Short task: Below are some records; repeat them all exactly, minus the pictures.

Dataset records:
╭──

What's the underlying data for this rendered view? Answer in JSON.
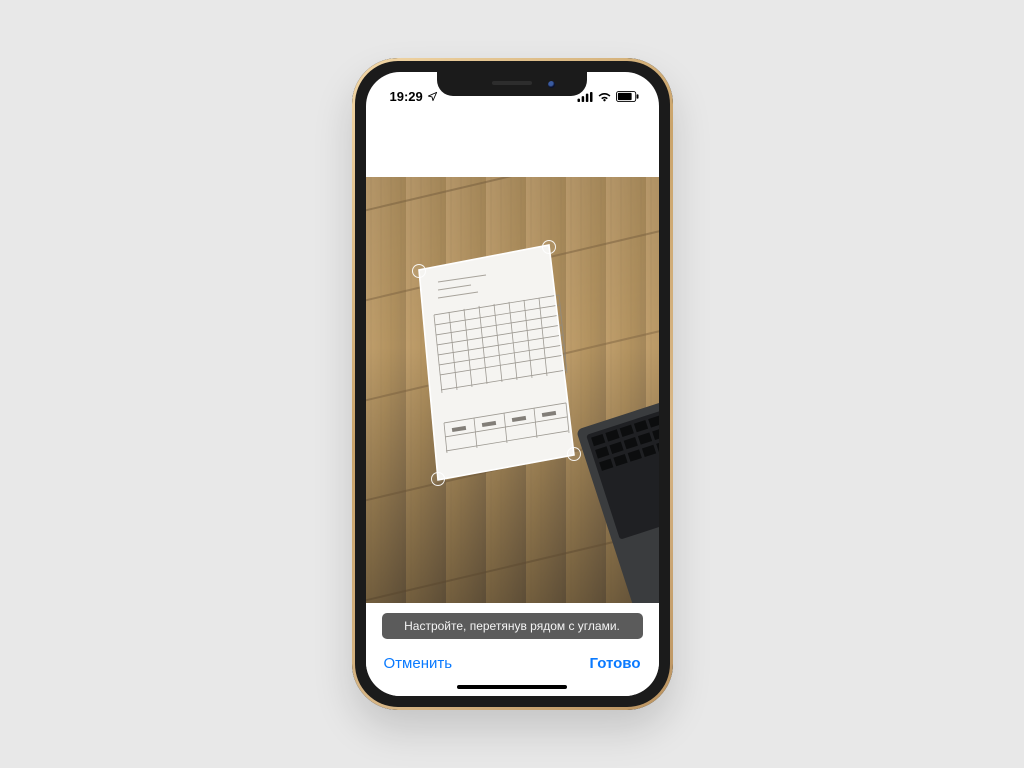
{
  "status": {
    "time": "19:29",
    "location_icon": "location-arrow",
    "signal_icon": "cellular-signal",
    "wifi_icon": "wifi",
    "battery_icon": "battery"
  },
  "scan": {
    "hint": "Настройте, перетянув рядом с углами."
  },
  "actions": {
    "cancel": "Отменить",
    "done": "Готово"
  },
  "colors": {
    "accent": "#0a7aff",
    "page_bg": "#e8e8e8",
    "hint_bg": "#5b5b5b"
  }
}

╰──

Answer to the task:
What's the underlying data for this rendered view? Answer in JSON.
{
  "status": {
    "time": "19:29",
    "location_icon": "location-arrow",
    "signal_icon": "cellular-signal",
    "wifi_icon": "wifi",
    "battery_icon": "battery"
  },
  "scan": {
    "hint": "Настройте, перетянув рядом с углами."
  },
  "actions": {
    "cancel": "Отменить",
    "done": "Готово"
  },
  "colors": {
    "accent": "#0a7aff",
    "page_bg": "#e8e8e8",
    "hint_bg": "#5b5b5b"
  }
}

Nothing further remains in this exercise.